In the material below, the lines containing the word "date" are required; copy each of them.

▶ [GIVEN RECORDS]:
◇ ◇ ◇ ◇ ◇ ◇ ◇

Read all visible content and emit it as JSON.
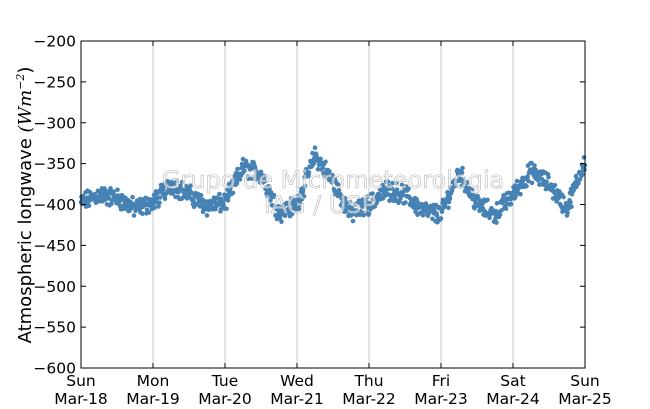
{
  "chart_data": {
    "type": "scatter",
    "ylabel_text": "Atmospheric longwave ",
    "ylabel_unit": "(Wm",
    "ylabel_exp": "−2",
    "ylabel_close": ")",
    "ylim": [
      -600,
      -200
    ],
    "yticks": [
      -200,
      -250,
      -300,
      -350,
      -400,
      -450,
      -500,
      -550,
      -600
    ],
    "ytick_labels": [
      "−200",
      "−250",
      "−300",
      "−350",
      "−400",
      "−450",
      "−500",
      "−550",
      "−600"
    ],
    "xlim_days": [
      0,
      7
    ],
    "xticks": [
      {
        "day": "Sun",
        "date": "Mar-18"
      },
      {
        "day": "Mon",
        "date": "Mar-19"
      },
      {
        "day": "Tue",
        "date": "Mar-20"
      },
      {
        "day": "Wed",
        "date": "Mar-21"
      },
      {
        "day": "Thu",
        "date": "Mar-22"
      },
      {
        "day": "Fri",
        "date": "Mar-23"
      },
      {
        "day": "Sat",
        "date": "Mar-24"
      },
      {
        "day": "Sun",
        "date": "Mar-25"
      }
    ],
    "grid": "vertical",
    "marker_color": "#4682b4",
    "series_trend": {
      "x": [
        0,
        0.25,
        0.5,
        0.75,
        1.0,
        1.25,
        1.5,
        1.75,
        2.0,
        2.25,
        2.5,
        2.75,
        3.0,
        3.25,
        3.5,
        3.75,
        4.0,
        4.25,
        4.5,
        4.75,
        5.0,
        5.25,
        5.5,
        5.75,
        6.0,
        6.25,
        6.5,
        6.75,
        7.0
      ],
      "y": [
        -398,
        -388,
        -392,
        -405,
        -398,
        -375,
        -388,
        -402,
        -398,
        -355,
        -362,
        -410,
        -400,
        -340,
        -372,
        -412,
        -400,
        -382,
        -388,
        -408,
        -412,
        -360,
        -400,
        -412,
        -388,
        -360,
        -375,
        -405,
        -345
      ]
    },
    "watermark_lines": [
      "Grupo de Micrometeorologia",
      "IAG / USP"
    ]
  }
}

◇ ◇ ◇ ◇ ◇ ◇ ◇

▶ [THE SOLUTION]:
        "date": "Mar-18"
        "date": "Mar-19"
        "date": "Mar-20"
        "date": "Mar-21"
        "date": "Mar-22"
        "date": "Mar-23"
        "date": "Mar-24"
        "date": "Mar-25"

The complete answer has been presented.